[START OF The records]
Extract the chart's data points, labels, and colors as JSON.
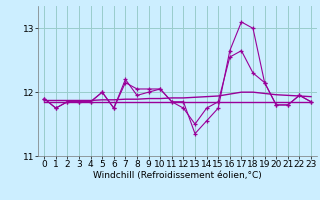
{
  "x": [
    0,
    1,
    2,
    3,
    4,
    5,
    6,
    7,
    8,
    9,
    10,
    11,
    12,
    13,
    14,
    15,
    16,
    17,
    18,
    19,
    20,
    21,
    22,
    23
  ],
  "series1": [
    11.9,
    11.75,
    11.85,
    11.85,
    11.85,
    12.0,
    11.75,
    12.2,
    11.95,
    12.0,
    12.05,
    11.85,
    11.85,
    11.35,
    11.55,
    11.75,
    12.65,
    13.1,
    13.0,
    12.15,
    11.8,
    11.8,
    11.95,
    11.85
  ],
  "series2": [
    11.9,
    11.75,
    11.85,
    11.85,
    11.85,
    12.0,
    11.75,
    12.15,
    12.05,
    12.05,
    12.05,
    11.85,
    11.75,
    11.5,
    11.75,
    11.85,
    12.55,
    12.65,
    12.3,
    12.15,
    11.8,
    11.8,
    11.95,
    11.85
  ],
  "line_flat": [
    11.85,
    11.85,
    11.85,
    11.85,
    11.85,
    11.85,
    11.85,
    11.85,
    11.85,
    11.85,
    11.85,
    11.85,
    11.85,
    11.85,
    11.85,
    11.85,
    11.85,
    11.85,
    11.85,
    11.85,
    11.85,
    11.85,
    11.85,
    11.85
  ],
  "line_trend": [
    11.87,
    11.87,
    11.87,
    11.87,
    11.87,
    11.88,
    11.88,
    11.89,
    11.89,
    11.9,
    11.9,
    11.91,
    11.91,
    11.92,
    11.93,
    11.94,
    11.97,
    12.0,
    12.0,
    11.98,
    11.96,
    11.95,
    11.94,
    11.93
  ],
  "bg_color": "#cceeff",
  "grid_color": "#99cccc",
  "line_color": "#990099",
  "xlabel": "Windchill (Refroidissement éolien,°C)",
  "xlim": [
    -0.5,
    23.5
  ],
  "ylim": [
    11.0,
    13.35
  ],
  "yticks": [
    11,
    12,
    13
  ],
  "xticks": [
    0,
    1,
    2,
    3,
    4,
    5,
    6,
    7,
    8,
    9,
    10,
    11,
    12,
    13,
    14,
    15,
    16,
    17,
    18,
    19,
    20,
    21,
    22,
    23
  ],
  "xlabel_fontsize": 6.5,
  "tick_fontsize": 6.5
}
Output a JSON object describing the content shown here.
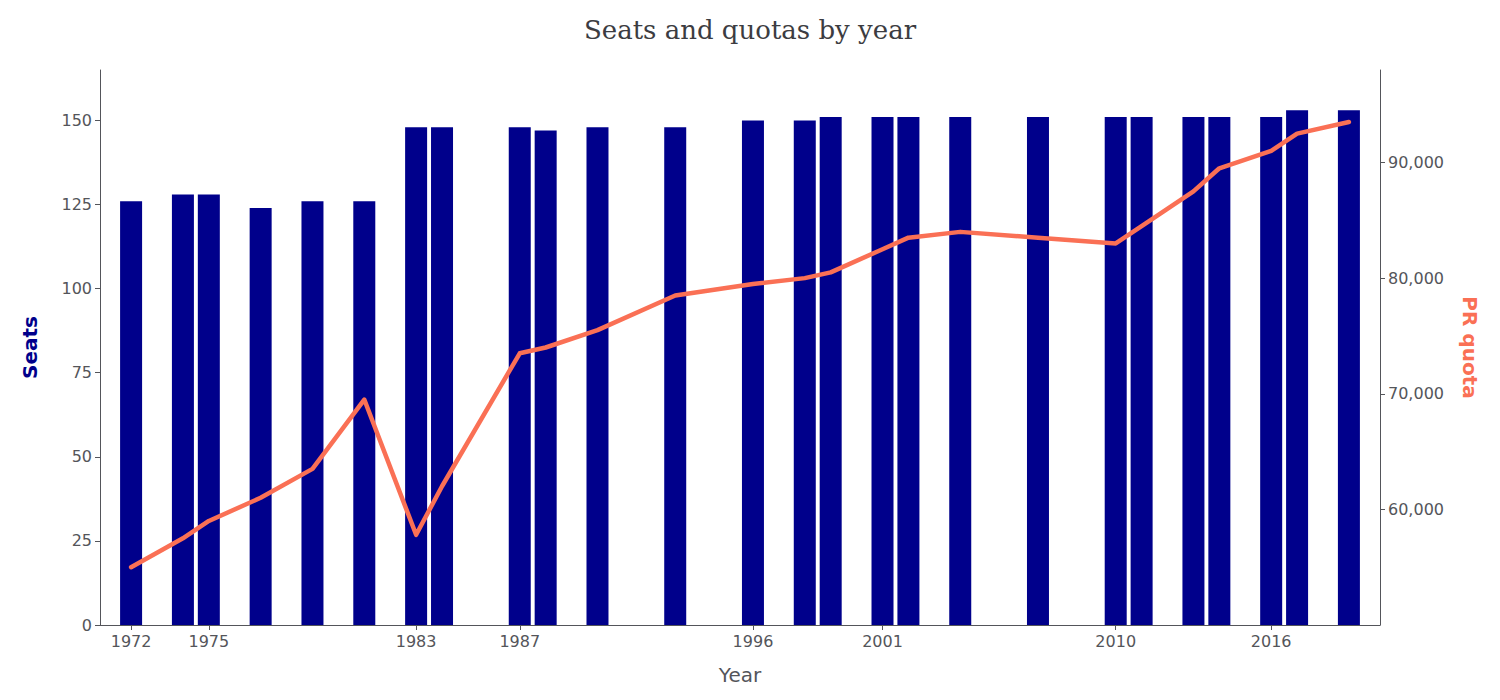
{
  "chart_data": {
    "type": "bar",
    "title": "Seats and quotas by year",
    "xlabel": "Year",
    "ylabel": "Seats",
    "y2label": "PR quota",
    "x": [
      1972,
      1974,
      1975,
      1977,
      1979,
      1981,
      1983,
      1984,
      1987,
      1988,
      1990,
      1993,
      1996,
      1998,
      1999,
      2001,
      2002,
      2004,
      2007,
      2010,
      2011,
      2013,
      2014,
      2016,
      2017,
      2019
    ],
    "series": [
      {
        "name": "Seats",
        "type": "bar",
        "color": "#00008B",
        "values": [
          126,
          128,
          128,
          124,
          126,
          126,
          148,
          148,
          148,
          147,
          148,
          148,
          150,
          150,
          151,
          151,
          151,
          151,
          151,
          151,
          151,
          151,
          151,
          151,
          153,
          153
        ]
      },
      {
        "name": "PR quota",
        "type": "line",
        "color": "#FA7055",
        "axis": "y2",
        "values": [
          55000,
          57500,
          59000,
          61000,
          63500,
          69500,
          57800,
          62000,
          73500,
          74000,
          75500,
          78500,
          79500,
          80000,
          80500,
          82500,
          83500,
          84000,
          83500,
          83000,
          84500,
          87500,
          89500,
          91000,
          92500,
          93500
        ]
      }
    ],
    "xlim": [
      1970.8,
      2020.2
    ],
    "xticks": [
      1972,
      1975,
      1983,
      1987,
      1996,
      2001,
      2010,
      2016
    ],
    "ylim": [
      0,
      165
    ],
    "yticks": [
      0,
      25,
      50,
      75,
      100,
      125,
      150
    ],
    "y2lim": [
      50000,
      98000
    ],
    "y2ticks": [
      {
        "value": 60000,
        "label": "60,000"
      },
      {
        "value": 70000,
        "label": "70,000"
      },
      {
        "value": 80000,
        "label": "80,000"
      },
      {
        "value": 90000,
        "label": "90,000"
      }
    ],
    "grid": false
  }
}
[END OF The records]
● Objective: Give the data above again in full and unchanged, skipping the pictures.

● Exercise output:
Extract the chart's data points, labels, and colors as JSON.
{
  "x": [
    0,
    1,
    2,
    3,
    4,
    5,
    6,
    7,
    8,
    9,
    10,
    11,
    12,
    13,
    14,
    15,
    16,
    17,
    18,
    19,
    20,
    21,
    22,
    23
  ],
  "series1": [
    11.9,
    11.75,
    11.85,
    11.85,
    11.85,
    12.0,
    11.75,
    12.2,
    11.95,
    12.0,
    12.05,
    11.85,
    11.85,
    11.35,
    11.55,
    11.75,
    12.65,
    13.1,
    13.0,
    12.15,
    11.8,
    11.8,
    11.95,
    11.85
  ],
  "series2": [
    11.9,
    11.75,
    11.85,
    11.85,
    11.85,
    12.0,
    11.75,
    12.15,
    12.05,
    12.05,
    12.05,
    11.85,
    11.75,
    11.5,
    11.75,
    11.85,
    12.55,
    12.65,
    12.3,
    12.15,
    11.8,
    11.8,
    11.95,
    11.85
  ],
  "line_flat": [
    11.85,
    11.85,
    11.85,
    11.85,
    11.85,
    11.85,
    11.85,
    11.85,
    11.85,
    11.85,
    11.85,
    11.85,
    11.85,
    11.85,
    11.85,
    11.85,
    11.85,
    11.85,
    11.85,
    11.85,
    11.85,
    11.85,
    11.85,
    11.85
  ],
  "line_trend": [
    11.87,
    11.87,
    11.87,
    11.87,
    11.87,
    11.88,
    11.88,
    11.89,
    11.89,
    11.9,
    11.9,
    11.91,
    11.91,
    11.92,
    11.93,
    11.94,
    11.97,
    12.0,
    12.0,
    11.98,
    11.96,
    11.95,
    11.94,
    11.93
  ],
  "bg_color": "#cceeff",
  "grid_color": "#99cccc",
  "line_color": "#990099",
  "xlabel": "Windchill (Refroidissement éolien,°C)",
  "xlim": [
    -0.5,
    23.5
  ],
  "ylim": [
    11.0,
    13.35
  ],
  "yticks": [
    11,
    12,
    13
  ],
  "xticks": [
    0,
    1,
    2,
    3,
    4,
    5,
    6,
    7,
    8,
    9,
    10,
    11,
    12,
    13,
    14,
    15,
    16,
    17,
    18,
    19,
    20,
    21,
    22,
    23
  ],
  "xlabel_fontsize": 6.5,
  "tick_fontsize": 6.5
}
Output a JSON object describing the content shown here.
{
  "chart_data": {
    "type": "bar",
    "title": "Seats and quotas by year",
    "xlabel": "Year",
    "ylabel": "Seats",
    "y2label": "PR quota",
    "x": [
      1972,
      1974,
      1975,
      1977,
      1979,
      1981,
      1983,
      1984,
      1987,
      1988,
      1990,
      1993,
      1996,
      1998,
      1999,
      2001,
      2002,
      2004,
      2007,
      2010,
      2011,
      2013,
      2014,
      2016,
      2017,
      2019
    ],
    "series": [
      {
        "name": "Seats",
        "type": "bar",
        "color": "#00008B",
        "values": [
          126,
          128,
          128,
          124,
          126,
          126,
          148,
          148,
          148,
          147,
          148,
          148,
          150,
          150,
          151,
          151,
          151,
          151,
          151,
          151,
          151,
          151,
          151,
          151,
          153,
          153
        ]
      },
      {
        "name": "PR quota",
        "type": "line",
        "color": "#FA7055",
        "axis": "y2",
        "values": [
          55000,
          57500,
          59000,
          61000,
          63500,
          69500,
          57800,
          62000,
          73500,
          74000,
          75500,
          78500,
          79500,
          80000,
          80500,
          82500,
          83500,
          84000,
          83500,
          83000,
          84500,
          87500,
          89500,
          91000,
          92500,
          93500
        ]
      }
    ],
    "xlim": [
      1970.8,
      2020.2
    ],
    "xticks": [
      1972,
      1975,
      1983,
      1987,
      1996,
      2001,
      2010,
      2016
    ],
    "ylim": [
      0,
      165
    ],
    "yticks": [
      0,
      25,
      50,
      75,
      100,
      125,
      150
    ],
    "y2lim": [
      50000,
      98000
    ],
    "y2ticks": [
      {
        "value": 60000,
        "label": "60,000"
      },
      {
        "value": 70000,
        "label": "70,000"
      },
      {
        "value": 80000,
        "label": "80,000"
      },
      {
        "value": 90000,
        "label": "90,000"
      }
    ],
    "grid": false
  }
}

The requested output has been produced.